--- RECORDS PROVIDED ---
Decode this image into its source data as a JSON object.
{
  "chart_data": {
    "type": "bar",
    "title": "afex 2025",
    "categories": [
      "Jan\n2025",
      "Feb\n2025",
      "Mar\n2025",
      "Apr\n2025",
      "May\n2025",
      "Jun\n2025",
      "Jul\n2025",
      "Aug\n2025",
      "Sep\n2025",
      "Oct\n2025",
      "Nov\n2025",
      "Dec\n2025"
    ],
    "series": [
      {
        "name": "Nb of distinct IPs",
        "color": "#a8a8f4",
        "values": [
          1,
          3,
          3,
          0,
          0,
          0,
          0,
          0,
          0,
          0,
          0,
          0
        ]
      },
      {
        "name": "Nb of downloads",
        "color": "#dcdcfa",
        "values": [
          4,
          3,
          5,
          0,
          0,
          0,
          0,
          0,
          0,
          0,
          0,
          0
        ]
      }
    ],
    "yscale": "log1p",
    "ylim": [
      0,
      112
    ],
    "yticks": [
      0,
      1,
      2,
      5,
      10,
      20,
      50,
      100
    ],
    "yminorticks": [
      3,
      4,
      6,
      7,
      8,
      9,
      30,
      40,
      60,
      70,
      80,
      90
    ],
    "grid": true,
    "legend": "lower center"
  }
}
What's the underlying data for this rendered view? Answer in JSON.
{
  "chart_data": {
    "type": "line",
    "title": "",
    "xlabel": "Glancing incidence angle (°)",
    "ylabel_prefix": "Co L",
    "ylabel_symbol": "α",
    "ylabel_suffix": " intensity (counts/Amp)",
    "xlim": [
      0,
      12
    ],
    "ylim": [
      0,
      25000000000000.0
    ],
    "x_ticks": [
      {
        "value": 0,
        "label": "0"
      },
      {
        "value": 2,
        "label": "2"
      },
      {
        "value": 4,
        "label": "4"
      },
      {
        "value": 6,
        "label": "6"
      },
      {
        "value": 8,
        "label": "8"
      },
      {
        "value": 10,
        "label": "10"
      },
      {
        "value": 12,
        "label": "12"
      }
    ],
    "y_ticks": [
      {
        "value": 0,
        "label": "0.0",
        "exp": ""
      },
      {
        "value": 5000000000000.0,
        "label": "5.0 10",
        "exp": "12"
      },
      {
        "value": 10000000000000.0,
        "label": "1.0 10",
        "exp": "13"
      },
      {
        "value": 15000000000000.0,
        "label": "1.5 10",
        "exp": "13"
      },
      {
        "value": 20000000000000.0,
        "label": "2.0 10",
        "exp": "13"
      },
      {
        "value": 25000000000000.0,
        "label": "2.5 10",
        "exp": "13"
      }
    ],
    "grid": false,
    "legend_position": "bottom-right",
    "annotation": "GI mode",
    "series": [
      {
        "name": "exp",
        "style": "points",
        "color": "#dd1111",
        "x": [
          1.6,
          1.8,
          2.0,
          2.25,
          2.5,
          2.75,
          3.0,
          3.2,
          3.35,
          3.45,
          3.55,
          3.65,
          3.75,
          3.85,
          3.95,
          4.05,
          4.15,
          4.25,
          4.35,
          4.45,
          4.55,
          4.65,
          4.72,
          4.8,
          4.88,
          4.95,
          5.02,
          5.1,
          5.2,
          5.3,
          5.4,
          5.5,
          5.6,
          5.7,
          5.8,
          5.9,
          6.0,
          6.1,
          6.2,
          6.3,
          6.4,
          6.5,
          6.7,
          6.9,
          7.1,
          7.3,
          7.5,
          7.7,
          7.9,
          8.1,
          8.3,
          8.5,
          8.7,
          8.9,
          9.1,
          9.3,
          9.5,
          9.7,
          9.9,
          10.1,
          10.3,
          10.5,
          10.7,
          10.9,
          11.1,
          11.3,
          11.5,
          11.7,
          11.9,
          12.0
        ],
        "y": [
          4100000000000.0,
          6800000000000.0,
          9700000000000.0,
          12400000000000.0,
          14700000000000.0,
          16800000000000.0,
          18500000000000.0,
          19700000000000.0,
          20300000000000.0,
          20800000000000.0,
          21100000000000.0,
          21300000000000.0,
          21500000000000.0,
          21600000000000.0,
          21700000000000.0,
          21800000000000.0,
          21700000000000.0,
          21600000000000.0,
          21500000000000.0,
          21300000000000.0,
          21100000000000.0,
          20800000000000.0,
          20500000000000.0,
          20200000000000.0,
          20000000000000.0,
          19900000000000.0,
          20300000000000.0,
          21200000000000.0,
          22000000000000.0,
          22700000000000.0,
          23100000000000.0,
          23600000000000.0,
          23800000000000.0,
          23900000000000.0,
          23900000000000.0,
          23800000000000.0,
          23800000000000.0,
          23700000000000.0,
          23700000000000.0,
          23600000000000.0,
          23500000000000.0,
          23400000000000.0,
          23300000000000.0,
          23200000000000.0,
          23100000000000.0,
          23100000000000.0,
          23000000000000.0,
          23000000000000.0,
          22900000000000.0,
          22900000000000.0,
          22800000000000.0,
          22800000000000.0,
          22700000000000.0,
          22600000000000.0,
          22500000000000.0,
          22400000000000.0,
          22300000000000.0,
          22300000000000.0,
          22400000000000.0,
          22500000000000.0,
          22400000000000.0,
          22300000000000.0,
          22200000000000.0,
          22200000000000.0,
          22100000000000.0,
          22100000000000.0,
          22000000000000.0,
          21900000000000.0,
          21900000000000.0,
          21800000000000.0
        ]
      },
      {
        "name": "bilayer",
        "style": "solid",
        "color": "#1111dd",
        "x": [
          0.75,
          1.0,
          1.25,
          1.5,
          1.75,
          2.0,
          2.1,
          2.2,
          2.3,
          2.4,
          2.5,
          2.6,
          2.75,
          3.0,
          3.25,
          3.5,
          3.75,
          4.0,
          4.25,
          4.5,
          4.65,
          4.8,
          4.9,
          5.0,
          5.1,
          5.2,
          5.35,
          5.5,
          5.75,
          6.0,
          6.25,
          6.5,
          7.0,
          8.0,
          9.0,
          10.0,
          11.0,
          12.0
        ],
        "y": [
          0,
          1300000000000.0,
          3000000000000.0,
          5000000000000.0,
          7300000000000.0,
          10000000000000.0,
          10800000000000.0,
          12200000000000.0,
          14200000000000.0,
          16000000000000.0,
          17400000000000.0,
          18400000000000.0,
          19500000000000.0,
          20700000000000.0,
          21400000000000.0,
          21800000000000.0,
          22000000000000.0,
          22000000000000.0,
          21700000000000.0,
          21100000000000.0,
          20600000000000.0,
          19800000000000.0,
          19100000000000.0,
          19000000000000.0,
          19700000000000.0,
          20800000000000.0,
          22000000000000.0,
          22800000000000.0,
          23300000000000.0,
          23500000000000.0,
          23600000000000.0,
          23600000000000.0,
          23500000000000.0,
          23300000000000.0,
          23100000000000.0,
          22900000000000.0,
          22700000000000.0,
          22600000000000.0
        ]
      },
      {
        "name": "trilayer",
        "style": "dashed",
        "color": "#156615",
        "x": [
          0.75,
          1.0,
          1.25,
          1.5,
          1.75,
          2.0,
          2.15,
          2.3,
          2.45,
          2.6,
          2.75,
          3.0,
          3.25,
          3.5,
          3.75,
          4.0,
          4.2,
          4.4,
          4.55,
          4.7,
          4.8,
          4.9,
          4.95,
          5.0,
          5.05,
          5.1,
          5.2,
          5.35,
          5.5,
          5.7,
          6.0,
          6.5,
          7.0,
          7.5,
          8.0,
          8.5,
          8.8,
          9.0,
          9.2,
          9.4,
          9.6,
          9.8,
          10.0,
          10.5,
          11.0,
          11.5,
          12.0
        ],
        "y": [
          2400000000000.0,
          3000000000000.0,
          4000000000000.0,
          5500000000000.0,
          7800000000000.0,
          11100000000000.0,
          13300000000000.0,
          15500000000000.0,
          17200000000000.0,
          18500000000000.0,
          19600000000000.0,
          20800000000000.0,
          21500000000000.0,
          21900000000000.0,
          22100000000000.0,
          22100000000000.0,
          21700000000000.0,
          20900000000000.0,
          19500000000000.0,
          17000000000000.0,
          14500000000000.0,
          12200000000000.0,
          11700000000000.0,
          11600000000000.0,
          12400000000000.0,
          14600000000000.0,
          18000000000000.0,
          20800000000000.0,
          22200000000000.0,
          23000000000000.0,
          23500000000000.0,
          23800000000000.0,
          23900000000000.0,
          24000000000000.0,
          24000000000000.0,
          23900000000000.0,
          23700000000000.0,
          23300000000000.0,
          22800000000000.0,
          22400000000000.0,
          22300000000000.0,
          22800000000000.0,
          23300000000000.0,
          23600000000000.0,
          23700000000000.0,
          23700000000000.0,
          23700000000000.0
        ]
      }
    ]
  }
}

--- WHAT YOU ARE ASKED TO DO ---
Each line that has the word "color" counts once. How many such lines are in the data? Give the number alone.

--- REPLY TO THE EXERCISE ---
5